Stored data entries:
--------------------------------------------------
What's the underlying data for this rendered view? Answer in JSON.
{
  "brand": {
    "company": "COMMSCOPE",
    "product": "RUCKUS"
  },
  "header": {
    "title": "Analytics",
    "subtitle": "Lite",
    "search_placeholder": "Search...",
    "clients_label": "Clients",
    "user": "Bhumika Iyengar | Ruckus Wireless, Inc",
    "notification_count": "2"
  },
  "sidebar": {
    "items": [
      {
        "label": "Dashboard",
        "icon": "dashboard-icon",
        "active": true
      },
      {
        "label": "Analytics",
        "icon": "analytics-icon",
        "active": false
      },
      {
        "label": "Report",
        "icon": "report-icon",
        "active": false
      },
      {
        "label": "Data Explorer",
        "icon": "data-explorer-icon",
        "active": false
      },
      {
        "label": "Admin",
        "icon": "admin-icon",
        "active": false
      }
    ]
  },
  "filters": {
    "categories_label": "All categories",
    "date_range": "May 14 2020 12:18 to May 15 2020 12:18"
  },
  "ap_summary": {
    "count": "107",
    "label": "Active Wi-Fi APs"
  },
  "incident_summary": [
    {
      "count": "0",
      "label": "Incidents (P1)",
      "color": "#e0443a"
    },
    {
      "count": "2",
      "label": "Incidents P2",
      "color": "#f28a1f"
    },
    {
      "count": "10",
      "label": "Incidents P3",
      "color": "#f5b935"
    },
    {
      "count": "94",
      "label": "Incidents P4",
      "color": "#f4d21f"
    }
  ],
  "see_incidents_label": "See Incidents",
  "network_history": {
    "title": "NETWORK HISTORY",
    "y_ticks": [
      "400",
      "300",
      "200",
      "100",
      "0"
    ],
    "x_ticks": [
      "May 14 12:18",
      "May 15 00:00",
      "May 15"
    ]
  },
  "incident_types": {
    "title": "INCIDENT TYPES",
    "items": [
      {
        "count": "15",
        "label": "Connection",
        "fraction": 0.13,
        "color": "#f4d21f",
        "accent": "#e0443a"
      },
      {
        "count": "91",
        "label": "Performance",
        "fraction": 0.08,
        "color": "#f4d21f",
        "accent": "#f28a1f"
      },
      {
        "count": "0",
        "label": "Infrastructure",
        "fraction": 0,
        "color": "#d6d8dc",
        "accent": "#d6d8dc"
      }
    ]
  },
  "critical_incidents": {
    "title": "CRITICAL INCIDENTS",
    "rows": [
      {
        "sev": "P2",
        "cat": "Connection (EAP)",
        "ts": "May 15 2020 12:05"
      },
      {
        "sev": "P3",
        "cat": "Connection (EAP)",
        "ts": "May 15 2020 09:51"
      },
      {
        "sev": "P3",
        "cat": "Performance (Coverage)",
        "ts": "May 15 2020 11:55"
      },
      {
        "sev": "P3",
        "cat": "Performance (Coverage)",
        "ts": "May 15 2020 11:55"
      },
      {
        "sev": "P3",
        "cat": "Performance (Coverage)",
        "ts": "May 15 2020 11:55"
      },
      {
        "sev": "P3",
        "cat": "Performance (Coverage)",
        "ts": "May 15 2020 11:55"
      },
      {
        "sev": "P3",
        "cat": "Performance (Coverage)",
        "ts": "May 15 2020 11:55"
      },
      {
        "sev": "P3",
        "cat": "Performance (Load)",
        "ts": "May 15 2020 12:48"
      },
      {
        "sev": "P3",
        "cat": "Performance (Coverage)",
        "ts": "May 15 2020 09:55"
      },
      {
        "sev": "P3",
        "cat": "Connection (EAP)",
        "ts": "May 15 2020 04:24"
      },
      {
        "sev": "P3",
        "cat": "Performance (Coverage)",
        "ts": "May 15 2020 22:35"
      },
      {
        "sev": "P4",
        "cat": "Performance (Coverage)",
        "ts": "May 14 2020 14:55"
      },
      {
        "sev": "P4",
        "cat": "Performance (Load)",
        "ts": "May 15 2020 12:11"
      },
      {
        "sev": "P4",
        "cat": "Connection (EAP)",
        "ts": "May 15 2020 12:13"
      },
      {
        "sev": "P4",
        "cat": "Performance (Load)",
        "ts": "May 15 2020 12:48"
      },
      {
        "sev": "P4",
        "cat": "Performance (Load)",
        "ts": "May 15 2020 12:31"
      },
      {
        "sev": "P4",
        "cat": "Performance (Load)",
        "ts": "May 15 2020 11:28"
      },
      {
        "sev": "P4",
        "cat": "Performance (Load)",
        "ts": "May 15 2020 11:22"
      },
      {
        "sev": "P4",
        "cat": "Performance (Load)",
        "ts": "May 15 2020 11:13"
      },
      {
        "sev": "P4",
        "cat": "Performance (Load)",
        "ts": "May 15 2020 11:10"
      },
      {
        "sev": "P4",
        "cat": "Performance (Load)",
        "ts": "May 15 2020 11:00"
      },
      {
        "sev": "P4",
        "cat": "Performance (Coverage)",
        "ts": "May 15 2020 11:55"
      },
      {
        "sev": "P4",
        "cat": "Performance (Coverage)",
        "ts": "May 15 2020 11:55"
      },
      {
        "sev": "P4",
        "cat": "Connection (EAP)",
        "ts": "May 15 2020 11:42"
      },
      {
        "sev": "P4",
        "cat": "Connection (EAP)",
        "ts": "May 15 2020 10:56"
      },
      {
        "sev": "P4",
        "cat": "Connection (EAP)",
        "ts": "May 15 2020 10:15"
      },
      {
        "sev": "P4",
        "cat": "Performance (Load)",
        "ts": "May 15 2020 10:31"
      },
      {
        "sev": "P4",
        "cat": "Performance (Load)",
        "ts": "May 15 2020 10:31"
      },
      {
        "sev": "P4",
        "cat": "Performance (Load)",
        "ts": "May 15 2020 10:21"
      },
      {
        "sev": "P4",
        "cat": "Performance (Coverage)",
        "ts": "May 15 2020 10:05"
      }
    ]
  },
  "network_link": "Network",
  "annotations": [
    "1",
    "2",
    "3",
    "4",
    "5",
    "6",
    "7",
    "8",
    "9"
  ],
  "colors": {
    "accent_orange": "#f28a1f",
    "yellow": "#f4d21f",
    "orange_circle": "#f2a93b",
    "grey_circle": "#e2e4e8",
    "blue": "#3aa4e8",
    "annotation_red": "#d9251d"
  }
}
--------------------------------------------------
Return the entries above exactly as they appear.

Expected answer |
What's the underlying data for this rendered view? Answer in JSON.
{
  "brand": {
    "company": "COMMSCOPE",
    "product": "RUCKUS"
  },
  "header": {
    "title": "Analytics",
    "subtitle": "Lite",
    "search_placeholder": "Search...",
    "clients_label": "Clients",
    "user": "Bhumika Iyengar | Ruckus Wireless, Inc",
    "notification_count": "2"
  },
  "sidebar": {
    "items": [
      {
        "label": "Dashboard",
        "icon": "dashboard-icon",
        "active": true
      },
      {
        "label": "Analytics",
        "icon": "analytics-icon",
        "active": false
      },
      {
        "label": "Report",
        "icon": "report-icon",
        "active": false
      },
      {
        "label": "Data Explorer",
        "icon": "data-explorer-icon",
        "active": false
      },
      {
        "label": "Admin",
        "icon": "admin-icon",
        "active": false
      }
    ]
  },
  "filters": {
    "categories_label": "All categories",
    "date_range": "May 14 2020 12:18 to May 15 2020 12:18"
  },
  "ap_summary": {
    "count": "107",
    "label": "Active Wi-Fi APs"
  },
  "incident_summary": [
    {
      "count": "0",
      "label": "Incidents (P1)",
      "color": "#e0443a"
    },
    {
      "count": "2",
      "label": "Incidents P2",
      "color": "#f28a1f"
    },
    {
      "count": "10",
      "label": "Incidents P3",
      "color": "#f5b935"
    },
    {
      "count": "94",
      "label": "Incidents P4",
      "color": "#f4d21f"
    }
  ],
  "see_incidents_label": "See Incidents",
  "network_history": {
    "title": "NETWORK HISTORY",
    "y_ticks": [
      "400",
      "300",
      "200",
      "100",
      "0"
    ],
    "x_ticks": [
      "May 14 12:18",
      "May 15 00:00",
      "May 15"
    ]
  },
  "incident_types": {
    "title": "INCIDENT TYPES",
    "items": [
      {
        "count": "15",
        "label": "Connection",
        "fraction": 0.13,
        "color": "#f4d21f",
        "accent": "#e0443a"
      },
      {
        "count": "91",
        "label": "Performance",
        "fraction": 0.08,
        "color": "#f4d21f",
        "accent": "#f28a1f"
      },
      {
        "count": "0",
        "label": "Infrastructure",
        "fraction": 0,
        "color": "#d6d8dc",
        "accent": "#d6d8dc"
      }
    ]
  },
  "critical_incidents": {
    "title": "CRITICAL INCIDENTS",
    "rows": [
      {
        "sev": "P2",
        "cat": "Connection (EAP)",
        "ts": "May 15 2020 12:05"
      },
      {
        "sev": "P3",
        "cat": "Connection (EAP)",
        "ts": "May 15 2020 09:51"
      },
      {
        "sev": "P3",
        "cat": "Performance (Coverage)",
        "ts": "May 15 2020 11:55"
      },
      {
        "sev": "P3",
        "cat": "Performance (Coverage)",
        "ts": "May 15 2020 11:55"
      },
      {
        "sev": "P3",
        "cat": "Performance (Coverage)",
        "ts": "May 15 2020 11:55"
      },
      {
        "sev": "P3",
        "cat": "Performance (Coverage)",
        "ts": "May 15 2020 11:55"
      },
      {
        "sev": "P3",
        "cat": "Performance (Coverage)",
        "ts": "May 15 2020 11:55"
      },
      {
        "sev": "P3",
        "cat": "Performance (Load)",
        "ts": "May 15 2020 12:48"
      },
      {
        "sev": "P3",
        "cat": "Performance (Coverage)",
        "ts": "May 15 2020 09:55"
      },
      {
        "sev": "P3",
        "cat": "Connection (EAP)",
        "ts": "May 15 2020 04:24"
      },
      {
        "sev": "P3",
        "cat": "Performance (Coverage)",
        "ts": "May 15 2020 22:35"
      },
      {
        "sev": "P4",
        "cat": "Performance (Coverage)",
        "ts": "May 14 2020 14:55"
      },
      {
        "sev": "P4",
        "cat": "Performance (Load)",
        "ts": "May 15 2020 12:11"
      },
      {
        "sev": "P4",
        "cat": "Connection (EAP)",
        "ts": "May 15 2020 12:13"
      },
      {
        "sev": "P4",
        "cat": "Performance (Load)",
        "ts": "May 15 2020 12:48"
      },
      {
        "sev": "P4",
        "cat": "Performance (Load)",
        "ts": "May 15 2020 12:31"
      },
      {
        "sev": "P4",
        "cat": "Performance (Load)",
        "ts": "May 15 2020 11:28"
      },
      {
        "sev": "P4",
        "cat": "Performance (Load)",
        "ts": "May 15 2020 11:22"
      },
      {
        "sev": "P4",
        "cat": "Performance (Load)",
        "ts": "May 15 2020 11:13"
      },
      {
        "sev": "P4",
        "cat": "Performance (Load)",
        "ts": "May 15 2020 11:10"
      },
      {
        "sev": "P4",
        "cat": "Performance (Load)",
        "ts": "May 15 2020 11:00"
      },
      {
        "sev": "P4",
        "cat": "Performance (Coverage)",
        "ts": "May 15 2020 11:55"
      },
      {
        "sev": "P4",
        "cat": "Performance (Coverage)",
        "ts": "May 15 2020 11:55"
      },
      {
        "sev": "P4",
        "cat": "Connection (EAP)",
        "ts": "May 15 2020 11:42"
      },
      {
        "sev": "P4",
        "cat": "Connection (EAP)",
        "ts": "May 15 2020 10:56"
      },
      {
        "sev": "P4",
        "cat": "Connection (EAP)",
        "ts": "May 15 2020 10:15"
      },
      {
        "sev": "P4",
        "cat": "Performance (Load)",
        "ts": "May 15 2020 10:31"
      },
      {
        "sev": "P4",
        "cat": "Performance (Load)",
        "ts": "May 15 2020 10:31"
      },
      {
        "sev": "P4",
        "cat": "Performance (Load)",
        "ts": "May 15 2020 10:21"
      },
      {
        "sev": "P4",
        "cat": "Performance (Coverage)",
        "ts": "May 15 2020 10:05"
      }
    ]
  },
  "network_link": "Network",
  "annotations": [
    "1",
    "2",
    "3",
    "4",
    "5",
    "6",
    "7",
    "8",
    "9"
  ],
  "colors": {
    "accent_orange": "#f28a1f",
    "yellow": "#f4d21f",
    "orange_circle": "#f2a93b",
    "grey_circle": "#e2e4e8",
    "blue": "#3aa4e8",
    "annotation_red": "#d9251d"
  }
}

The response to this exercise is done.